:: Task directions ::
Your task is to copy each line that has the word "time".

--- start Input ---

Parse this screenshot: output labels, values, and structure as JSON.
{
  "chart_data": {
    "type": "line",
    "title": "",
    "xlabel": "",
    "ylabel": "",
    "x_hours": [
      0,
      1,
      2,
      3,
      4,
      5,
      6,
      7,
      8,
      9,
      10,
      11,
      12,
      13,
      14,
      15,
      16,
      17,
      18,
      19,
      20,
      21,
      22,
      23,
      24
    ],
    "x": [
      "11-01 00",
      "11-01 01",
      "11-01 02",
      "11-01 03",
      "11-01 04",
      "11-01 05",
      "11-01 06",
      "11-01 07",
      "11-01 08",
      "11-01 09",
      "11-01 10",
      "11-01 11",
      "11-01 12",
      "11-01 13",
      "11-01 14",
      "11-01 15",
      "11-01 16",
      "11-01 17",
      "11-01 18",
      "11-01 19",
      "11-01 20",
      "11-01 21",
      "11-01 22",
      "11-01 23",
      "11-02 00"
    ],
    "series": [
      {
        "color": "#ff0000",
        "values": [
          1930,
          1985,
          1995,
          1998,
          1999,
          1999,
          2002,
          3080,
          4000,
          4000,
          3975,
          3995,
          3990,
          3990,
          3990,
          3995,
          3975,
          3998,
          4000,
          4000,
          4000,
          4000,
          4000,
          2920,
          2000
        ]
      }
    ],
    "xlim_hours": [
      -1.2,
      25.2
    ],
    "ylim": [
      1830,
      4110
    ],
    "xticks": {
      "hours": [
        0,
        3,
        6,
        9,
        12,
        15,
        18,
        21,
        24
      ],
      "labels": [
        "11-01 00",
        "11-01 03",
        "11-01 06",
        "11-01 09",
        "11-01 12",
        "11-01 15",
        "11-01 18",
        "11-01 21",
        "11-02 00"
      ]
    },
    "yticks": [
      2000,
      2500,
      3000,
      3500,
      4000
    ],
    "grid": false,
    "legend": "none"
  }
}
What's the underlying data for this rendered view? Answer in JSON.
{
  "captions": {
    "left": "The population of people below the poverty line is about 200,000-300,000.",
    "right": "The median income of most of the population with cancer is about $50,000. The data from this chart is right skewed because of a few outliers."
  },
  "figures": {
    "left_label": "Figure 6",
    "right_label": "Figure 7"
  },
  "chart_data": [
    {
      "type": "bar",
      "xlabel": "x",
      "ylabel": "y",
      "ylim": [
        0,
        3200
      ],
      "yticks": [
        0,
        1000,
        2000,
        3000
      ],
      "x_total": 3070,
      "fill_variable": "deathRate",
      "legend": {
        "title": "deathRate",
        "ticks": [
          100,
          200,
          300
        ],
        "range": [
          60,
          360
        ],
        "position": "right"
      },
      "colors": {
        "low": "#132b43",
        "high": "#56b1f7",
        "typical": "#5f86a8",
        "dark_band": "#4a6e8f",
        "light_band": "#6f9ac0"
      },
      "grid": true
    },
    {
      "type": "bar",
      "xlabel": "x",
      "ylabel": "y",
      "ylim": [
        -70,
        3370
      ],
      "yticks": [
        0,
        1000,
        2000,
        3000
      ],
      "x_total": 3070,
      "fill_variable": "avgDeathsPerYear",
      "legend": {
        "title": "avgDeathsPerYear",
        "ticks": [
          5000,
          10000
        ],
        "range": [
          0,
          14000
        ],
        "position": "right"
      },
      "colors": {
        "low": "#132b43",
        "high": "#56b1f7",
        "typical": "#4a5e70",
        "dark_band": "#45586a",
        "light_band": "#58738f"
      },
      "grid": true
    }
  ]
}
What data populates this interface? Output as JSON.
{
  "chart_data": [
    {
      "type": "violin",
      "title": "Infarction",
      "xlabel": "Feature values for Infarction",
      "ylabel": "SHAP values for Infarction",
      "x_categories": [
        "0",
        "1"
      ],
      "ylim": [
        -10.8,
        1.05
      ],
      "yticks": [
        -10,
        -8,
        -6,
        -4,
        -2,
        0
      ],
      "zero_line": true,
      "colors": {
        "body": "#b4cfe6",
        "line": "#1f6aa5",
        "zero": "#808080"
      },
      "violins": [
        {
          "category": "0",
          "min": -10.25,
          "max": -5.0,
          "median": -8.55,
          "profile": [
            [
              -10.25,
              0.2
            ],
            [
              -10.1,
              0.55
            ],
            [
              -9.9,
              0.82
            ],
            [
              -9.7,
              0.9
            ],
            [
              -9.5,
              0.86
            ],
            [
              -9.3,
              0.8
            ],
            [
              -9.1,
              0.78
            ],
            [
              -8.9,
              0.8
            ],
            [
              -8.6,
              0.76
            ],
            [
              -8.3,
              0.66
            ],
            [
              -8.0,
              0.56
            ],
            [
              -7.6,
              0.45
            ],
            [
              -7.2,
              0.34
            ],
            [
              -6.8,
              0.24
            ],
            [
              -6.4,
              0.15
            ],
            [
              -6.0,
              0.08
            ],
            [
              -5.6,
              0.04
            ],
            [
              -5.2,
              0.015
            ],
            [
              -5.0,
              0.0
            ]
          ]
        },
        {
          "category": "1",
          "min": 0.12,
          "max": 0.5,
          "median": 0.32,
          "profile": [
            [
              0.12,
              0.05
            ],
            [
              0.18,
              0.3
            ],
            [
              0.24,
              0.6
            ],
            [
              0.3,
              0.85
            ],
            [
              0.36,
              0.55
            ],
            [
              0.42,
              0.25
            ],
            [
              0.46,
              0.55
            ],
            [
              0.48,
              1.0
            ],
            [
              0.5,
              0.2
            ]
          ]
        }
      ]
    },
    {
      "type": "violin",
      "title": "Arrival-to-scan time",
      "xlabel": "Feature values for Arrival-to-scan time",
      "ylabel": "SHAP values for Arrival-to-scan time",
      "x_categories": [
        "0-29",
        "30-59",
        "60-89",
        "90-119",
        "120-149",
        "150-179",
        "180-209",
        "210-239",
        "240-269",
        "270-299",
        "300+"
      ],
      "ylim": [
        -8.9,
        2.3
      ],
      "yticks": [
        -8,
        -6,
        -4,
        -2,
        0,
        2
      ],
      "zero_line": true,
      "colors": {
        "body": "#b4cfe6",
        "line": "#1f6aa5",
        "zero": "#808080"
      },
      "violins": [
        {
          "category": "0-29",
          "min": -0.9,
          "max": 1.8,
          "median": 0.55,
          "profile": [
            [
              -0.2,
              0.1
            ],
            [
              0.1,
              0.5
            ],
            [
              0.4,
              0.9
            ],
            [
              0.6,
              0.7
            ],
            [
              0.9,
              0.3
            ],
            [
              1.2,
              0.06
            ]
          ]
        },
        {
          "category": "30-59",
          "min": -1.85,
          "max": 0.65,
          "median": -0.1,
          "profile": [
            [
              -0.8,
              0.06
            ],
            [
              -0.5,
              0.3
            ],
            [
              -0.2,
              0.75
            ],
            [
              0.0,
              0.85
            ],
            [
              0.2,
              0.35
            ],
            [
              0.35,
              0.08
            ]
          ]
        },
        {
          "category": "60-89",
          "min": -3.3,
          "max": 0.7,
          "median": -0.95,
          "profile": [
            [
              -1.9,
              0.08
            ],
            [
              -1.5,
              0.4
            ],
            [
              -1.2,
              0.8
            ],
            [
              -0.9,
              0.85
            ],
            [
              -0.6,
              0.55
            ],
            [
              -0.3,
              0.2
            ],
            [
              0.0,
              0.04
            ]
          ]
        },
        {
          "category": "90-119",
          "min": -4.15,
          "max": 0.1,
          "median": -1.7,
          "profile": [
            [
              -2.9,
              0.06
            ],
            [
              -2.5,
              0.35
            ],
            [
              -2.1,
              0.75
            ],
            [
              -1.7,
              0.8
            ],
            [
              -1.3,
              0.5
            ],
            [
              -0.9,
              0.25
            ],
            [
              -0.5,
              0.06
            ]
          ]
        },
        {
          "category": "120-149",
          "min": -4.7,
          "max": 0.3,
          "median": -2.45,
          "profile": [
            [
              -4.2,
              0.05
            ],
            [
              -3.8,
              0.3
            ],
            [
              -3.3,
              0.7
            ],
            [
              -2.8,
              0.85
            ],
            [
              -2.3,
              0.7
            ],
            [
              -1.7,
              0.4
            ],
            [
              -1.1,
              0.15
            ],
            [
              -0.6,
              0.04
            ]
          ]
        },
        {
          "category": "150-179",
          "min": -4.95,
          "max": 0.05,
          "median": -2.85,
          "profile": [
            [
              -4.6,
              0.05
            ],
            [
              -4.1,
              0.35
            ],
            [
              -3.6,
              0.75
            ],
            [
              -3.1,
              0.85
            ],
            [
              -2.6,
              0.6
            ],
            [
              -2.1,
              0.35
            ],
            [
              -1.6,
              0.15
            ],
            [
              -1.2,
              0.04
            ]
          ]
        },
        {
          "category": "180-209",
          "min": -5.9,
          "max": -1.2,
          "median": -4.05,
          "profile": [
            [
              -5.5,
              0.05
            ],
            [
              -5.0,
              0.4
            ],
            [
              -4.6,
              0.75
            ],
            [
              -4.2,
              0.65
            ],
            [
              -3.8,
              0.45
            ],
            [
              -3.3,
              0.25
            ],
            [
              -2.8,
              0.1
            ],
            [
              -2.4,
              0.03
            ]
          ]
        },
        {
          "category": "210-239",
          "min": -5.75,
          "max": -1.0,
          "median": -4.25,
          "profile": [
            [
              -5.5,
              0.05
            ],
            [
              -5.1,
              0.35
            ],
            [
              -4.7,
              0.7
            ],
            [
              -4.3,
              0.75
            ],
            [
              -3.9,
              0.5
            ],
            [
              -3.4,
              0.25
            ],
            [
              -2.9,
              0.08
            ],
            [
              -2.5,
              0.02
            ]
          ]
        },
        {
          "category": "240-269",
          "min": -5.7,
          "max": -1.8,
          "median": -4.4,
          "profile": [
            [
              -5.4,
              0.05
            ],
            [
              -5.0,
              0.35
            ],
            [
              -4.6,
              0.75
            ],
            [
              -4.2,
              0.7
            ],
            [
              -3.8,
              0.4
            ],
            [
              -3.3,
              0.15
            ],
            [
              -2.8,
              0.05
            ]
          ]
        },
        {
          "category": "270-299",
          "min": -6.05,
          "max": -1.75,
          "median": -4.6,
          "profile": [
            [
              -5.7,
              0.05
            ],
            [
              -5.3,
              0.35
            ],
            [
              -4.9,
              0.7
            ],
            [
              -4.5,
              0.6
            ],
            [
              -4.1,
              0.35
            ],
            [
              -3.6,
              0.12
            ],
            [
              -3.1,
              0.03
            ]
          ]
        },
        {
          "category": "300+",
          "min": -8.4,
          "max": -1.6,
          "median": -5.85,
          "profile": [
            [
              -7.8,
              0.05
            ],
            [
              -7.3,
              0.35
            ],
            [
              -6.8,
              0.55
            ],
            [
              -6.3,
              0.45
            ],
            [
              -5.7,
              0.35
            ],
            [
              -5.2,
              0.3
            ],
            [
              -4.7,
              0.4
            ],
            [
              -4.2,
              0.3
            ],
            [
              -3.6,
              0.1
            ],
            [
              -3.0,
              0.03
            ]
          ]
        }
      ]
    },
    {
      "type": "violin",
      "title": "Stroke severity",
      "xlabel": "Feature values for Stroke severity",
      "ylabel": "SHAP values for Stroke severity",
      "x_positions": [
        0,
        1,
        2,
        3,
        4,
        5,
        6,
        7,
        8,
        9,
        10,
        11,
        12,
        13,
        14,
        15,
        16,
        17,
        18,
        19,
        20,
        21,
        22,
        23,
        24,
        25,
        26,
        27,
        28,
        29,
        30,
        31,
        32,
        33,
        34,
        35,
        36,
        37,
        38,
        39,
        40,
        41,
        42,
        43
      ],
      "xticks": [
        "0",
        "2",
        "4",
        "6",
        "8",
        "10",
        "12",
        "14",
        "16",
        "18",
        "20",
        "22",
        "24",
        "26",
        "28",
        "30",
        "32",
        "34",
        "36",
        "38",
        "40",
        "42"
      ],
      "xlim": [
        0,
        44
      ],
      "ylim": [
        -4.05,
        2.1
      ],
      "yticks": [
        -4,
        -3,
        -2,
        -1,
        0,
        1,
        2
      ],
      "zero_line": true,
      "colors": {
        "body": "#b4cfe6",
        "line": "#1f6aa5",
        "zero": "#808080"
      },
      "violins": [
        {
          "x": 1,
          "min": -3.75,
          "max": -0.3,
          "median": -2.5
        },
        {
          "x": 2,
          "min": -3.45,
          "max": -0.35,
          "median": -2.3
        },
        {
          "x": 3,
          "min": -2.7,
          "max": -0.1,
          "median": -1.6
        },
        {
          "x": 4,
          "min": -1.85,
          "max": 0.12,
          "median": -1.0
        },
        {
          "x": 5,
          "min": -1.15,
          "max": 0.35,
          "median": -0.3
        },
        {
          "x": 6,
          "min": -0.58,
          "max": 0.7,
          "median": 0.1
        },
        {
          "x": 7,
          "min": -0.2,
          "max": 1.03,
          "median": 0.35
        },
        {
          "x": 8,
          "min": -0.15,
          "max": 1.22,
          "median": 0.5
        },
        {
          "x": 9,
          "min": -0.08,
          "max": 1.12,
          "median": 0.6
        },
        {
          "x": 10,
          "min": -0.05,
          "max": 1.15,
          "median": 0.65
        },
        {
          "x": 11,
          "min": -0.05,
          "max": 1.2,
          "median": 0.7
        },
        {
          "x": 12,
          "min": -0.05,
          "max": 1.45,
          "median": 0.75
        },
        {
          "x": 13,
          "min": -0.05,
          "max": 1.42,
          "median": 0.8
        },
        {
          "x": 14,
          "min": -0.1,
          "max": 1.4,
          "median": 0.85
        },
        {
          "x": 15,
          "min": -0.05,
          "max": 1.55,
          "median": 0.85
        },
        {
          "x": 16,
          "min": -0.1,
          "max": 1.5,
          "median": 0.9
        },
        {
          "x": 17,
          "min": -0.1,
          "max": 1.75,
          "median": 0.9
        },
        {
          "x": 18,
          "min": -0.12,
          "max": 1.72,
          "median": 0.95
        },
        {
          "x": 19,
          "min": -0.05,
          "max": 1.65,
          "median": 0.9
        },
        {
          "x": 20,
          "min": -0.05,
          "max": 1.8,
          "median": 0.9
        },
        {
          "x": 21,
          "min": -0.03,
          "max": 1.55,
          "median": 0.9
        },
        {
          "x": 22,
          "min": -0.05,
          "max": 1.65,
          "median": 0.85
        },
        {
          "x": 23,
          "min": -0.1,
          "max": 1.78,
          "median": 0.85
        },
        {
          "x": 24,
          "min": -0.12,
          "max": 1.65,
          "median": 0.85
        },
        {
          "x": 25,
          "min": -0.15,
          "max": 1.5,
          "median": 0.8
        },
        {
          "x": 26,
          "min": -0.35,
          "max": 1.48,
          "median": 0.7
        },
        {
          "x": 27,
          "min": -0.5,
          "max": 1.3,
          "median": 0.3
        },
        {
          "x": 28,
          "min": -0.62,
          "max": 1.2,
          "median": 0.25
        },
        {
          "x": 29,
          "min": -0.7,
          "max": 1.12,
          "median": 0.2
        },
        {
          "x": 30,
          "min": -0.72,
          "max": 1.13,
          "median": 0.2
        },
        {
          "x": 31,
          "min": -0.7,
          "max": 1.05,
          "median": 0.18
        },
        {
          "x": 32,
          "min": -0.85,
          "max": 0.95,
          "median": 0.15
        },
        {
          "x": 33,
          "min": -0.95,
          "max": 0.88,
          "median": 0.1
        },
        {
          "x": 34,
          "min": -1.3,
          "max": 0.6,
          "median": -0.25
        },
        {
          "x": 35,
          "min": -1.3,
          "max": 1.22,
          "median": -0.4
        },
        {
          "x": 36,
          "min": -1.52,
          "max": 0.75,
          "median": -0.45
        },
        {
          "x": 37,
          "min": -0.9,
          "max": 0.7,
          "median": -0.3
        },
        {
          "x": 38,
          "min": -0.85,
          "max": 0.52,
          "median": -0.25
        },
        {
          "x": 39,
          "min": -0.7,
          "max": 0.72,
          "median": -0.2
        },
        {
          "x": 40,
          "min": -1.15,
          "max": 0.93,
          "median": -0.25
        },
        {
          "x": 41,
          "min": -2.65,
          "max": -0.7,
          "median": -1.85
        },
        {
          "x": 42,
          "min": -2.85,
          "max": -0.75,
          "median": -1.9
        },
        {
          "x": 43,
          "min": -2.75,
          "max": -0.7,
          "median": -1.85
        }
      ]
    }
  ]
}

--- end Input ---

:: Exercise result ::
      "title": "Arrival-to-scan time",
      "xlabel": "Feature values for Arrival-to-scan time",
      "ylabel": "SHAP values for Arrival-to-scan time",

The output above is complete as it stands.